Figure dataset records

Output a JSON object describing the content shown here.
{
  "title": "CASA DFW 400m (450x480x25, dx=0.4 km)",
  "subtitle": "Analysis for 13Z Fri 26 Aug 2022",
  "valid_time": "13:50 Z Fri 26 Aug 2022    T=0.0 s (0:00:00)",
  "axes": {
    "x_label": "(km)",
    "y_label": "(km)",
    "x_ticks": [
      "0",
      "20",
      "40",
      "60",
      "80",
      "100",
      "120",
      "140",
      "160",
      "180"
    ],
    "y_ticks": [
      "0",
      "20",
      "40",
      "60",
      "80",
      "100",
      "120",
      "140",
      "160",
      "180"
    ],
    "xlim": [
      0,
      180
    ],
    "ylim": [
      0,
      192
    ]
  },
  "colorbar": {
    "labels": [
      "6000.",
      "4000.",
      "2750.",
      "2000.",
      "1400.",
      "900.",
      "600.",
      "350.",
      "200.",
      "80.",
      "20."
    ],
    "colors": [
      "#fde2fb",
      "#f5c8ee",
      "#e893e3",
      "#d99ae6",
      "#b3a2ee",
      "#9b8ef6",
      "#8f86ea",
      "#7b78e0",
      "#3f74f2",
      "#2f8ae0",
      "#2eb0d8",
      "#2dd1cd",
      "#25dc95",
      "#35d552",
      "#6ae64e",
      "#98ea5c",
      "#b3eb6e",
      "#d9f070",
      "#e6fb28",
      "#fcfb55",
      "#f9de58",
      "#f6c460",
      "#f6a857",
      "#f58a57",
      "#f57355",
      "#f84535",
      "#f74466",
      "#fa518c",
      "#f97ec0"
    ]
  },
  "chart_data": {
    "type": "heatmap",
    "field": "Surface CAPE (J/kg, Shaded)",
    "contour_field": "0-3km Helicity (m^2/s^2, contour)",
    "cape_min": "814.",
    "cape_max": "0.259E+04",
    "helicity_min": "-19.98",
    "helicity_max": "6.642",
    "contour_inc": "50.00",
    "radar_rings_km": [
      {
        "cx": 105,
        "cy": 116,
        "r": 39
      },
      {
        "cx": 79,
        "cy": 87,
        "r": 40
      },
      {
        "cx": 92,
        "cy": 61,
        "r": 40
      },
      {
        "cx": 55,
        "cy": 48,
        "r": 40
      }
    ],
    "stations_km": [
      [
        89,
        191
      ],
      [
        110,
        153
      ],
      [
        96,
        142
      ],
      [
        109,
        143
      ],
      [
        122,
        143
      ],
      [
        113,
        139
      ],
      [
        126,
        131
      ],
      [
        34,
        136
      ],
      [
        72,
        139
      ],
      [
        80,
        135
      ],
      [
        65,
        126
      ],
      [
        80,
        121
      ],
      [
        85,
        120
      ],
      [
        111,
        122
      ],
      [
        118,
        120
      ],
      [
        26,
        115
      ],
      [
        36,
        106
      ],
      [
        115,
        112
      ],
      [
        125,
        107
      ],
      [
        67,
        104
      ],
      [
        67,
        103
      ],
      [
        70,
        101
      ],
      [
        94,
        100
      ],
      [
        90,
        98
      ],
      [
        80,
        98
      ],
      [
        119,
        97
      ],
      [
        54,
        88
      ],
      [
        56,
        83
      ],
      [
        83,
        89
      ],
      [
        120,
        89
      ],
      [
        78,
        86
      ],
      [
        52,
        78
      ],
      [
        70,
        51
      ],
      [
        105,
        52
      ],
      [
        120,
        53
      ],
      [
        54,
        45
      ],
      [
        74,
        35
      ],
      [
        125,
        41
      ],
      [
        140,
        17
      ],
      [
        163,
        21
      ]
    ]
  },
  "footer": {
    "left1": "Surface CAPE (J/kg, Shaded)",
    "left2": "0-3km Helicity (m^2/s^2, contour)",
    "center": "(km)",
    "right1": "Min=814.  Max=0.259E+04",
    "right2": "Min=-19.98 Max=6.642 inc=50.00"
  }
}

_PROBLEM STATEMENT_
Search the records for the string "Surface" and return every line in which it occurs.

_FULL SOLUTION_
    "field": "Surface CAPE (J/kg, Shaded)",
    "left1": "Surface CAPE (J/kg, Shaded)",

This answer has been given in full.